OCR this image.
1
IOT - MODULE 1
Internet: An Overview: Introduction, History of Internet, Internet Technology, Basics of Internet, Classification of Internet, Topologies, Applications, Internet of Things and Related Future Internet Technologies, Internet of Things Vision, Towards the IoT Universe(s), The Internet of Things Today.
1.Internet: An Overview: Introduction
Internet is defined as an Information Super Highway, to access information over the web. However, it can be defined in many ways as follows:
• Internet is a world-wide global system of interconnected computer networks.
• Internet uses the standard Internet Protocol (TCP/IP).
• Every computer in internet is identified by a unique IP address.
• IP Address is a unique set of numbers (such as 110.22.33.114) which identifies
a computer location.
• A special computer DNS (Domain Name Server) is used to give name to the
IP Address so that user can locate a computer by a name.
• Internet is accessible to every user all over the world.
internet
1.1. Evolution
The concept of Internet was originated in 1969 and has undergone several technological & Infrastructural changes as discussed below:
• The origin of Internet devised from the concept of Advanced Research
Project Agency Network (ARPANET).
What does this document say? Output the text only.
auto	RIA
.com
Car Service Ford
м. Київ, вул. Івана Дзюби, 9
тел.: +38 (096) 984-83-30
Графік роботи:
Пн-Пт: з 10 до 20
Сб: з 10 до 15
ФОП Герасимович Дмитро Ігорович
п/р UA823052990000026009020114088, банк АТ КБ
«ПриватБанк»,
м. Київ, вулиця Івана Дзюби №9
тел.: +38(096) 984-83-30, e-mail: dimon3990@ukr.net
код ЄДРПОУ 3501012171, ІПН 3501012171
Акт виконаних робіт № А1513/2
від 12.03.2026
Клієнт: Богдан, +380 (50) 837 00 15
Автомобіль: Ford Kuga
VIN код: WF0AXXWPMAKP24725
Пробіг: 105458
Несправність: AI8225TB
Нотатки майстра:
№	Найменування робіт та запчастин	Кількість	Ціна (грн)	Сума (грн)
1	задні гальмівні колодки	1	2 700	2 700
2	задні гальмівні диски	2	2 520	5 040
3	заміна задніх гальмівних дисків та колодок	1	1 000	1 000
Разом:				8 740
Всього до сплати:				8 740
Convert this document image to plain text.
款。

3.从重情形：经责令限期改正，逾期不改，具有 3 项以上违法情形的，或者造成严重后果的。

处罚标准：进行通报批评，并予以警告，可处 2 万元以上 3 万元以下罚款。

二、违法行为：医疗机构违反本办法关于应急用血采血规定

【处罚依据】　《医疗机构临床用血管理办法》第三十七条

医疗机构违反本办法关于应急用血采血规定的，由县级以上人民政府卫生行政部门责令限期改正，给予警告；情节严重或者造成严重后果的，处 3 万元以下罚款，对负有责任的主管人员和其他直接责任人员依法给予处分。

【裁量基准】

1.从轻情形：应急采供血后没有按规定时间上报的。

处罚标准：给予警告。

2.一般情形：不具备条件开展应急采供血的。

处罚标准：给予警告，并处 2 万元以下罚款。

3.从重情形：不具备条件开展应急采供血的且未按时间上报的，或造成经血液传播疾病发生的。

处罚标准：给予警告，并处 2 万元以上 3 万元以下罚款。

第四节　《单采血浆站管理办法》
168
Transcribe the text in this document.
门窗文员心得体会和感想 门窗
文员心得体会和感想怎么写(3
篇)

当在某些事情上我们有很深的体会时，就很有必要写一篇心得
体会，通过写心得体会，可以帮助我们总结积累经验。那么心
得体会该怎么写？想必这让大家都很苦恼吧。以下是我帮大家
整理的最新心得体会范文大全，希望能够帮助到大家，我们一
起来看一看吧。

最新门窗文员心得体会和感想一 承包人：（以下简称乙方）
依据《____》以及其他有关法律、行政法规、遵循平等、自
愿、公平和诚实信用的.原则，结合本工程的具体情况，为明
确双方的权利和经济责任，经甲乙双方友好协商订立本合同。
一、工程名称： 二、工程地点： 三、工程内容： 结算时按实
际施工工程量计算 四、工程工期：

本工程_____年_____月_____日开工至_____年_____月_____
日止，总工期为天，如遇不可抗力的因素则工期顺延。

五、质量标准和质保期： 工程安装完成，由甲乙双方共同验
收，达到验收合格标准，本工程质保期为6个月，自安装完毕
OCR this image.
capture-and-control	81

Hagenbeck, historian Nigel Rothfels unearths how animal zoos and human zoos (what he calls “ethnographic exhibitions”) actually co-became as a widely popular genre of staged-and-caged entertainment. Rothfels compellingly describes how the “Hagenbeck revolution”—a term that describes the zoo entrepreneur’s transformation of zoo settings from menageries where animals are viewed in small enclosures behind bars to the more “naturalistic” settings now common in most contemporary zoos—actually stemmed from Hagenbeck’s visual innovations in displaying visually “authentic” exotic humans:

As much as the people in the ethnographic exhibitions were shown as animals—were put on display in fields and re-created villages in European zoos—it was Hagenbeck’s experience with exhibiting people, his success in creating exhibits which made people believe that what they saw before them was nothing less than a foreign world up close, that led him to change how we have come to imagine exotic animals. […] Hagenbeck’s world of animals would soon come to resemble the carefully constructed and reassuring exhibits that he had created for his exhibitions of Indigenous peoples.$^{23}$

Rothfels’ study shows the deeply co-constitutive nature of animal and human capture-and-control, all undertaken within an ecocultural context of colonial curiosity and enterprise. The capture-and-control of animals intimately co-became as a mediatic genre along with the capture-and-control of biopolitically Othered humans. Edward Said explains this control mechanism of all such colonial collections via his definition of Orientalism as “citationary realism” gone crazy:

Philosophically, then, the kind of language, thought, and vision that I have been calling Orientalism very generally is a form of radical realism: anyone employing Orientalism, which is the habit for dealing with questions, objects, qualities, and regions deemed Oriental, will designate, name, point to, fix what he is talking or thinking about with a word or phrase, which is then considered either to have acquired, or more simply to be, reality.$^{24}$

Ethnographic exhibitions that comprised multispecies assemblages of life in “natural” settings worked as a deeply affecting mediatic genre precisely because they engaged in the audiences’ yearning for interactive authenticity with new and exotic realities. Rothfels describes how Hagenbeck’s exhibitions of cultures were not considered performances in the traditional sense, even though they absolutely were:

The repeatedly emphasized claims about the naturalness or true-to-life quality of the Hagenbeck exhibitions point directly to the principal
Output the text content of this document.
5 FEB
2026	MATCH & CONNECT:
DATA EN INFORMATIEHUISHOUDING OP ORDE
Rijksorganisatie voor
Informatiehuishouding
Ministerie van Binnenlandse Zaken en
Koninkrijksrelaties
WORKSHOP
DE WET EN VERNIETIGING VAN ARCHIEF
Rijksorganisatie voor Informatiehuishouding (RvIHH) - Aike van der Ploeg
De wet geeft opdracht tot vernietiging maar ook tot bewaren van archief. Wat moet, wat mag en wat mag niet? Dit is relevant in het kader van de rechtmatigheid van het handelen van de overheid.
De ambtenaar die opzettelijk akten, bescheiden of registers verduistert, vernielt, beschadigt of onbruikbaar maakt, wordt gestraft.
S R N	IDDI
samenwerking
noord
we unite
__________
PROBLEM DETAILS. Go through the entries and return each line where the word "concept" appears.

WRITTEN SOLUTION.
The concept of Internet was originated in 1969 and has undergone several technological & Infrastructural changes as discussed below:
• The origin of Internet devised from the concept of Advanced Research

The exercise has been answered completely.